Ce sommet, qui réunit autour de M. Poutine une vingtaine de dirigeants étrangers venus de Chine, d'Inde, d'Afrique du Sud ou encore de Turquie, vise à démontrer l'échec de la stratégie occidentale d'isolement du président russe pour son offensive en Ukraine.
La rencontre est aussi censée faire avancer l'ambition de concurrencer «l'hégémonie» occidentale, au moment où Moscou gagne militairement du terrain en Ukraine et a forgé des alliances étroites avec les plus grands adversaires ou concurrents des Etats-Unis: la Chine, l'Iran et la Corée du Nord.
«Nous croyons que les conflits ont vocation à être résolus uniquement pacifiquement. Nous soutenons totalement les efforts pour restaurer rapidement la paix et la stabilité», a déclaré le dirigeant indien face au président russe. M. Modi a expliqué être «en contact permanent» avec Vladimir Poutine, lequel a salué «le partenariat stratégique» entre la Russie et l'Inde, un pays critiqué par les Occidentaux pour acheter de grandes quantités de pétrole russe depuis 2022.

LIGNES DE DONNÉES:
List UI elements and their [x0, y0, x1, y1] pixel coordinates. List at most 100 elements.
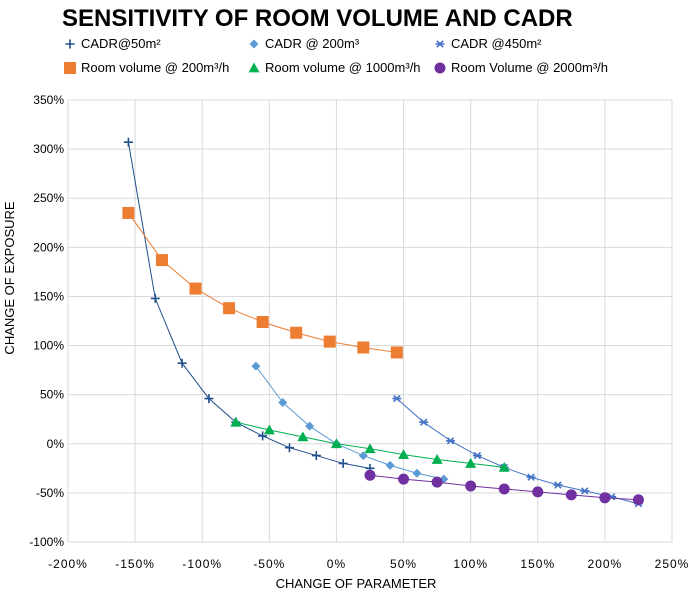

CONSIGNE 1: D'après la source, quel pays les Occidentaux critiquent-ils pour ses achats de grandes quantités de pétrole russe depuis 2022 ?
CONSIGNE 2: Citez tous les pays avec lesquels Moscou a forgé des alliances étroites selon la source.
CONSIGNE 3: Recopiez le passage de la source qui commence par "Ce sommet, qui" et se termine par "offensive en Ukraine.".

RÉPONSE 1: L'Inde.

RÉPONSE 2: La Chine, l'Iran et la Corée du Nord.

RÉPONSE 3:
Ce sommet, qui réunit autour de M. Poutine une vingtaine de dirigeants étrangers venus de Chine, d'Inde, d'Afrique du Sud ou encore de Turquie, vise à démontrer l'échec de la stratégie occidentale d'isolement du président russe pour son offensive en Ukraine.